* Trecho do documento
***

RIO DE JANEIRO, RJ (FOLHAPRESS) – Água verde transparente chegando suave na areia na praia do Leblon, na zona sul do Rio de Janeiro, em um dia ensolarado. O cenário atrativo justifica o mergulho do qual voltava a estudante de medicina, Geovanna Souza, 26, numa tarde quente na cidade. Ela só não sabia que aquele mar é considerado impróprio para banho quase o ano inteiro.
“Eu não podia imaginar. Essa água tão clarinha, achei que estivesse limpa”, disse a jovem ao ser informada pela reportagem. Recém-moradora do bairro, ela afirmou estar decepcionada. “É fácil se deixar enganar pela aparência.”
A qualidade da praia do Leblon nos três pontos de medição foi considerada imprópria para banho entre 25% e 50% do tempo em 2023, o que faz dela ruim, de acordo com critérios da Cetesb (Companhia Ambiental do Estado de São Paulo), adotados pela Folha.
Mesmo ciente disso, a aposentada Selma Ramos, 70, disse não se importar. Ao contrário de Geovanna, ela afirmou saber que as águas do Leblon nem sempre estão limpas. “Frequento aqui há muitos anos, vou na água, mergulho e nunca tive problema.”
A poucos metros dali, o cozinheiro Gustavo Neves, 21, olhava para o mar sentado em sua cadeira de praia como costuma fazer toda semana. Ele sai da Tijuca, na zona norte, só para dar um mergulho especialmente nos dias de muito calor.
“Não dá para não entrar, ainda mais com um calor de 40°C que faz aqui. Vejo que está todo mundo na água e imagino que está boa”, disse.
Para ele, a outra opção é a praia vizinha, Ipanema. “Às vezes, lá parece mais limpa.”
De fato, Ipanema esteve regular nos três locais onde a qualidade da água é medida, o que significa que esteve imprópria para banho em até 25% deste ano. O mesmo vale para as praias do Arpoador, Copacabana e Leme, que ficam próximas.
Segundo o Inea (Instituto Estadual do Ambiente), a balneabilidade da praia do Leblon é considerada ruim desde 2016.

***

* Dados fornecidos
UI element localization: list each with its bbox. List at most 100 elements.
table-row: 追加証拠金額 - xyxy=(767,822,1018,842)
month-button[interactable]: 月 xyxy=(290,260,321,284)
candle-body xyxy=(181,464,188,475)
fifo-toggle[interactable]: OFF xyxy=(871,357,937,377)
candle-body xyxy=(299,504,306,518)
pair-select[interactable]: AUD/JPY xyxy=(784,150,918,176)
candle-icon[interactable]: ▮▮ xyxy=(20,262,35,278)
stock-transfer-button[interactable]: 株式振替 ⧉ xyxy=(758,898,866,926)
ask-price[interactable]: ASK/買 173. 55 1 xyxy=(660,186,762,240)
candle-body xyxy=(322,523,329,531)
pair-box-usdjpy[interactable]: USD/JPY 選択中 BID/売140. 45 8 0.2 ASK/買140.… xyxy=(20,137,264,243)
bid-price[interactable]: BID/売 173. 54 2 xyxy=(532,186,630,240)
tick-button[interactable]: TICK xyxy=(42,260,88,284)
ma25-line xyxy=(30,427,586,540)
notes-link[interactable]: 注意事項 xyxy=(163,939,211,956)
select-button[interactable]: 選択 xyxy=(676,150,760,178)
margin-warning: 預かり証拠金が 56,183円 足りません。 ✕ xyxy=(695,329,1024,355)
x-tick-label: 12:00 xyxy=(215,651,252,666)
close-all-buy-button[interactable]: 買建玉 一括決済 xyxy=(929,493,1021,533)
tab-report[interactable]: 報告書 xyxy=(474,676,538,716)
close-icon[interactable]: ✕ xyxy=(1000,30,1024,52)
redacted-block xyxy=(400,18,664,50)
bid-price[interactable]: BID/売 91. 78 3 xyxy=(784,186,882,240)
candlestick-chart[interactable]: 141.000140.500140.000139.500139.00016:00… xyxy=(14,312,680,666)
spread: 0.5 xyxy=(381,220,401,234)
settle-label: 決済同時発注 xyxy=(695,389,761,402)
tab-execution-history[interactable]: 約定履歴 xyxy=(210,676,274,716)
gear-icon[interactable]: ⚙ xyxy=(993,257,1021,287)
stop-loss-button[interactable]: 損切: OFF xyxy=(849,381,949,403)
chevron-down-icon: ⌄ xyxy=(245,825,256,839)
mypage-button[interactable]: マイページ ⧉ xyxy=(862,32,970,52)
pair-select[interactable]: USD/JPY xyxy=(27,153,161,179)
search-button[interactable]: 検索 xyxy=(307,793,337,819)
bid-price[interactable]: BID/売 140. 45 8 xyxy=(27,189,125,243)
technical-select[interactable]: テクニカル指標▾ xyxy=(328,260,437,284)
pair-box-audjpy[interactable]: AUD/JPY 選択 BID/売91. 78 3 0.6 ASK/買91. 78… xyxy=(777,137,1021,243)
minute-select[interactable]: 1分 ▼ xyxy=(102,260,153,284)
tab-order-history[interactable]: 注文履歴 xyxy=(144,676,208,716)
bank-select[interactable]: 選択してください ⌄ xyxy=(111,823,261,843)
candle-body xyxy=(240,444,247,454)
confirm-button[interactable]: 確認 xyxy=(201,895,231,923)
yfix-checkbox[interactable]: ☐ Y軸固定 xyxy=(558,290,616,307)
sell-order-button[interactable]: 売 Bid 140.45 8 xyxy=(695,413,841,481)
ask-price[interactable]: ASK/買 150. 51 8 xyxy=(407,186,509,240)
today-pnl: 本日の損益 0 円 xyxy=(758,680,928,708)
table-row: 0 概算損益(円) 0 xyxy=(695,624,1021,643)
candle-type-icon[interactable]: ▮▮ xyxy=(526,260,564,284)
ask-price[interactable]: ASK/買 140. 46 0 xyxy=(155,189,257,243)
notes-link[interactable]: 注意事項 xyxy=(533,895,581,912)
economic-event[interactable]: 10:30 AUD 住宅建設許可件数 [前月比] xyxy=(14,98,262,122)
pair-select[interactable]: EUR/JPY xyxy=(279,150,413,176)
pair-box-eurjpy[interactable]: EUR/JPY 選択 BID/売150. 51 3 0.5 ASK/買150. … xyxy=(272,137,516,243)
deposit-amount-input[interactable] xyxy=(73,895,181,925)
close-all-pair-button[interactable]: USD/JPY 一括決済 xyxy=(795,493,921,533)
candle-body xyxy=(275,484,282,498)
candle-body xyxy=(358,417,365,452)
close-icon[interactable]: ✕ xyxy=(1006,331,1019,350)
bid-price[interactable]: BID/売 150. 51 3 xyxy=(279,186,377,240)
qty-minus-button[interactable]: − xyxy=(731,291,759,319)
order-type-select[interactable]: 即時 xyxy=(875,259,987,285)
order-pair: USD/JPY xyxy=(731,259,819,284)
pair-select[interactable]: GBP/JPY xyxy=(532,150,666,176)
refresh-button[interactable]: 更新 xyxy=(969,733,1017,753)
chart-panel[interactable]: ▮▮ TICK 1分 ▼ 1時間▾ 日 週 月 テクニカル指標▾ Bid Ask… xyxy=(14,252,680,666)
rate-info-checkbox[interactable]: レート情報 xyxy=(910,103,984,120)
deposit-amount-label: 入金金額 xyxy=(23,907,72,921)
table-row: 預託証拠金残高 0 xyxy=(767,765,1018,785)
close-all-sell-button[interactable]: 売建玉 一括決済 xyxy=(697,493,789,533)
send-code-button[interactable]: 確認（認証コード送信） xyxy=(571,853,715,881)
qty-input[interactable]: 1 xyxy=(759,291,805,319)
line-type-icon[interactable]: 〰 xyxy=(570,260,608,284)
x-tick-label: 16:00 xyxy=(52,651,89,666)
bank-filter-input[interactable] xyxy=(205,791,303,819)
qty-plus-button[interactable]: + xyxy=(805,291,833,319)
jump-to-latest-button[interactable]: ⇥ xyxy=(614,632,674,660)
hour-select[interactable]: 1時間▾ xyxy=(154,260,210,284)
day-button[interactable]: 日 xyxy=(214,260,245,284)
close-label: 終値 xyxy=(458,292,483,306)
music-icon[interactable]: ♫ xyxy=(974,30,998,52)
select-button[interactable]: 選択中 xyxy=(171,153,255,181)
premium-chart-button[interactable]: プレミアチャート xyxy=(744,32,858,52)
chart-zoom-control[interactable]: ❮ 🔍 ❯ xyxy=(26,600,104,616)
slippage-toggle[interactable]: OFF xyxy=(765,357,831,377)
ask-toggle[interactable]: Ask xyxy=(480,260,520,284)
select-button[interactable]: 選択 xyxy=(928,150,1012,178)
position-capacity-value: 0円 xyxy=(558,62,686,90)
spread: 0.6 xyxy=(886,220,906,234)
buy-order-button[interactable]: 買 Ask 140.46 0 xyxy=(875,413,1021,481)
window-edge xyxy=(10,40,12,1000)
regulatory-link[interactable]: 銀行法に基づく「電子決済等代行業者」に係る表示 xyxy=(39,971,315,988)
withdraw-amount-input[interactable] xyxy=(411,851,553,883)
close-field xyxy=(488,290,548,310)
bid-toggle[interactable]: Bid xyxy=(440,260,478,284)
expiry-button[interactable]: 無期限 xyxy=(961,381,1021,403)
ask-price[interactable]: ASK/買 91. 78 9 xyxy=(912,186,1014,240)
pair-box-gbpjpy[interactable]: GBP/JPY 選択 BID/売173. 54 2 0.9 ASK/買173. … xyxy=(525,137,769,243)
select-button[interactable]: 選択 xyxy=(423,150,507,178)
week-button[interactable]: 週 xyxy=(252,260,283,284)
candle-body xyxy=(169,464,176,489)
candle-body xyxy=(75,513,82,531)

***

* Instruções da tarefa
Reproduza sem nenhuma alteração a parte da reportagem sobre a praia do Leblon que começa em "RIO DE JANEIRO, RJ" e termina em "o ano inteiro.", incluídas essas duas passagens.

* Exercício resolvido
RIO DE JANEIRO, RJ (FOLHAPRESS) – Água verde transparente chegando suave na areia na praia do Leblon, na zona sul do Rio de Janeiro, em um dia ensolarado. O cenário atrativo justifica o mergulho do qual voltava a estudante de medicina, Geovanna Souza, 26, numa tarde quente na cidade. Ela só não sabia que aquele mar é considerado impróprio para banho quase o ano inteiro.